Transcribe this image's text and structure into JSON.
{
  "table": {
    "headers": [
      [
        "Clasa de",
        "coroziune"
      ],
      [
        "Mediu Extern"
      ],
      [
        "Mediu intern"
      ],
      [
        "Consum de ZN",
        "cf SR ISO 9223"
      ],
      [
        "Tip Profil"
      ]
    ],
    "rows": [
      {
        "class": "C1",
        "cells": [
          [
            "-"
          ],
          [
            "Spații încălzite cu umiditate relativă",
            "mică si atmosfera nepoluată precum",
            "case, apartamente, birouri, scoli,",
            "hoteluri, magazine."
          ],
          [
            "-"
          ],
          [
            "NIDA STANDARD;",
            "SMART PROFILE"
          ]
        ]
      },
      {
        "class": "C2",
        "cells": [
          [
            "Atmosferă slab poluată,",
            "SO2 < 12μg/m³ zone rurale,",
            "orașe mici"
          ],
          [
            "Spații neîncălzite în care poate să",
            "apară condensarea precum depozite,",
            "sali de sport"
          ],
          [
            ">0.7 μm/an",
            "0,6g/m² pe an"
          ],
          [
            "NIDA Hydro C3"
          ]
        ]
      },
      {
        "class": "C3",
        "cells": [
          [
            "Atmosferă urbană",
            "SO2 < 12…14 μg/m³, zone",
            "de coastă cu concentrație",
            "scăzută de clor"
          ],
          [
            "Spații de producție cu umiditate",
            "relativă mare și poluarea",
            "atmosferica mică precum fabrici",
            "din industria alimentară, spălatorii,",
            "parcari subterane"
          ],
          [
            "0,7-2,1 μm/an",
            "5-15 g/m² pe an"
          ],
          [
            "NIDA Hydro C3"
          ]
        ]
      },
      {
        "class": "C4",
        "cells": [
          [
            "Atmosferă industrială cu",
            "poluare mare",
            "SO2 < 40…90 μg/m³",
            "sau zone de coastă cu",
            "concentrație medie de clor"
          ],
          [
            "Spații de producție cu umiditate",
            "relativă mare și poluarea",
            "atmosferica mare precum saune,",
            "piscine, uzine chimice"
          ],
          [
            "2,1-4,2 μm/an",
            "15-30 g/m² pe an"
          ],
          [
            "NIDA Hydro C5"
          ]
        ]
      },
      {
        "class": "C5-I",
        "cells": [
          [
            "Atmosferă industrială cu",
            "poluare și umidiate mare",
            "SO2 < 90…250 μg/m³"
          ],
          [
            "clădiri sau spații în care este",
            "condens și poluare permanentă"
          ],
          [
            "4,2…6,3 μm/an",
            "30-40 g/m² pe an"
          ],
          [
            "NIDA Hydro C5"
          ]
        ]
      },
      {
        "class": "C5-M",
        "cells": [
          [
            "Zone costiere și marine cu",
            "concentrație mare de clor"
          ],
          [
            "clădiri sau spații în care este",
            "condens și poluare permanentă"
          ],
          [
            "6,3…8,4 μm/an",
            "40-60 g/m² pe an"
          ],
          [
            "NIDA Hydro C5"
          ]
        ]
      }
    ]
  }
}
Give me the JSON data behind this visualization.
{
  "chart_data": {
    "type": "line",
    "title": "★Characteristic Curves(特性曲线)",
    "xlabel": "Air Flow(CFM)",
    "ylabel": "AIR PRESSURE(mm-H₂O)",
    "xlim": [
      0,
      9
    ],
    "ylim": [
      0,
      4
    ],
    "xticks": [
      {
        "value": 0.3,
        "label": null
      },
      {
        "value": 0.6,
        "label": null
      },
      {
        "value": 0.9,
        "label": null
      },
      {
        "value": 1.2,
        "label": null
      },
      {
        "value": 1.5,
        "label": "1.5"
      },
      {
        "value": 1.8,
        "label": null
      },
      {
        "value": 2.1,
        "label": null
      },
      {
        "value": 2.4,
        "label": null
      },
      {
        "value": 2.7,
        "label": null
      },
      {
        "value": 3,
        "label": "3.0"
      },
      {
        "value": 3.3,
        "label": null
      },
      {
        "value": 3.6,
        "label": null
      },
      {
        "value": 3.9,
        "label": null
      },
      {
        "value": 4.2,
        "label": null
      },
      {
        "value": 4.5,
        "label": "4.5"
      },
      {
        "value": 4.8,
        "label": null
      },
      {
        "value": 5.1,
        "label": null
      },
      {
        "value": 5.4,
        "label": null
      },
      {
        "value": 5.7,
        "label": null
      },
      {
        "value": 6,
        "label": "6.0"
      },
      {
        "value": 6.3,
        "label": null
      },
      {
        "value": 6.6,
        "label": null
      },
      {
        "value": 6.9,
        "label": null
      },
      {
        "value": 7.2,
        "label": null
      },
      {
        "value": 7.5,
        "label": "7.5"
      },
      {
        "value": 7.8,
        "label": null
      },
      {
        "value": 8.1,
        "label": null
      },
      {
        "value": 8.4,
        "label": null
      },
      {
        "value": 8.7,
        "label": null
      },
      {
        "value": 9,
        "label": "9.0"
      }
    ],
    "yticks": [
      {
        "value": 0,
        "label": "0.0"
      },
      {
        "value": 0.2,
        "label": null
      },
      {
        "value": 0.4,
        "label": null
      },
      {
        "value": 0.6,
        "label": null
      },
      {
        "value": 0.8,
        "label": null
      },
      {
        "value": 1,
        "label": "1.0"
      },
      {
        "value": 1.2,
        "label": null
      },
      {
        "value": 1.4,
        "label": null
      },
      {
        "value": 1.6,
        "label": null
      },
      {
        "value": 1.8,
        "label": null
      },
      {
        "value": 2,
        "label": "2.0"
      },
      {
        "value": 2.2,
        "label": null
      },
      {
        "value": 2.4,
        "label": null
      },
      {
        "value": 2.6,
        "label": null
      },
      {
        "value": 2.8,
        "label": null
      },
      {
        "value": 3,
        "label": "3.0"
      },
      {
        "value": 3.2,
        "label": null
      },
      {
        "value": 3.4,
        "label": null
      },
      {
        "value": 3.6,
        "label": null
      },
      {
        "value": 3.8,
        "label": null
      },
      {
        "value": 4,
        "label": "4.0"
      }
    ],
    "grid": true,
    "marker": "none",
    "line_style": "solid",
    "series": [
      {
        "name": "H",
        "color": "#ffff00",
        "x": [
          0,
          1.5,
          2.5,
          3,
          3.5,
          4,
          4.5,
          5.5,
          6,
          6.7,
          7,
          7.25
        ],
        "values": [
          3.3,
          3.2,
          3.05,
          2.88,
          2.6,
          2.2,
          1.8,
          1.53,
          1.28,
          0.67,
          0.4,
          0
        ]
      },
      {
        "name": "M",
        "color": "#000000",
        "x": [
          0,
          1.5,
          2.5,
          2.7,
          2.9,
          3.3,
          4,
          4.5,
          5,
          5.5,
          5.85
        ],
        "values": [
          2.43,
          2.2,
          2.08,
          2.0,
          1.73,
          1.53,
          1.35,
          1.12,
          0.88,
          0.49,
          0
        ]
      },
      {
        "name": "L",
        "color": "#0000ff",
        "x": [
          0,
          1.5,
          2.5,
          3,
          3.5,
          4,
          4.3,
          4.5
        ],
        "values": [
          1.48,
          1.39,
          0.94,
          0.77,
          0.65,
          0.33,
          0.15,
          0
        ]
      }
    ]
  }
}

==

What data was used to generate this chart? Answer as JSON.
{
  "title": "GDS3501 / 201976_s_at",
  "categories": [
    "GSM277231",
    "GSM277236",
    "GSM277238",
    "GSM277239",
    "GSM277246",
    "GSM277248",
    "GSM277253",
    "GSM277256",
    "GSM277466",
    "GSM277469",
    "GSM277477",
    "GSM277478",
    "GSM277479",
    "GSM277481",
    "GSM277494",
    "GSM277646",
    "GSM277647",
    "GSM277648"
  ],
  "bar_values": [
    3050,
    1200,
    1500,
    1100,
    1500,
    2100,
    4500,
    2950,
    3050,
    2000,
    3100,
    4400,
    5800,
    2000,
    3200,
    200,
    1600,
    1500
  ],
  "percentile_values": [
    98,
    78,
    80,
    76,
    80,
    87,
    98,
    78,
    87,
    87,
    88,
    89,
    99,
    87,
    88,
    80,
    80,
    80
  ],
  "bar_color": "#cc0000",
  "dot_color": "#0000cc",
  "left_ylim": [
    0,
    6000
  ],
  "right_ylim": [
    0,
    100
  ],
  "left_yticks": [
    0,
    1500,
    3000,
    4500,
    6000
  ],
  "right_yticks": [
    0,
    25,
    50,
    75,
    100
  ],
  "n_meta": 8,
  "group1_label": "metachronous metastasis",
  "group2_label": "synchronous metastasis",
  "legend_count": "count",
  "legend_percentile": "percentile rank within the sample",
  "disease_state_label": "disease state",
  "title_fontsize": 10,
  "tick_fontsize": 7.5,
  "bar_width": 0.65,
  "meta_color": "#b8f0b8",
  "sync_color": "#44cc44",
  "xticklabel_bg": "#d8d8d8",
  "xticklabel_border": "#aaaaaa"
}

— WHAT TO PRODUCE —
Only lines with the string "clor" belong in your answer; copy each one.

— TASK RESPONSE —
            "scăzută de clor"
            "concentrație medie de clor"
            "concentrație mare de clor"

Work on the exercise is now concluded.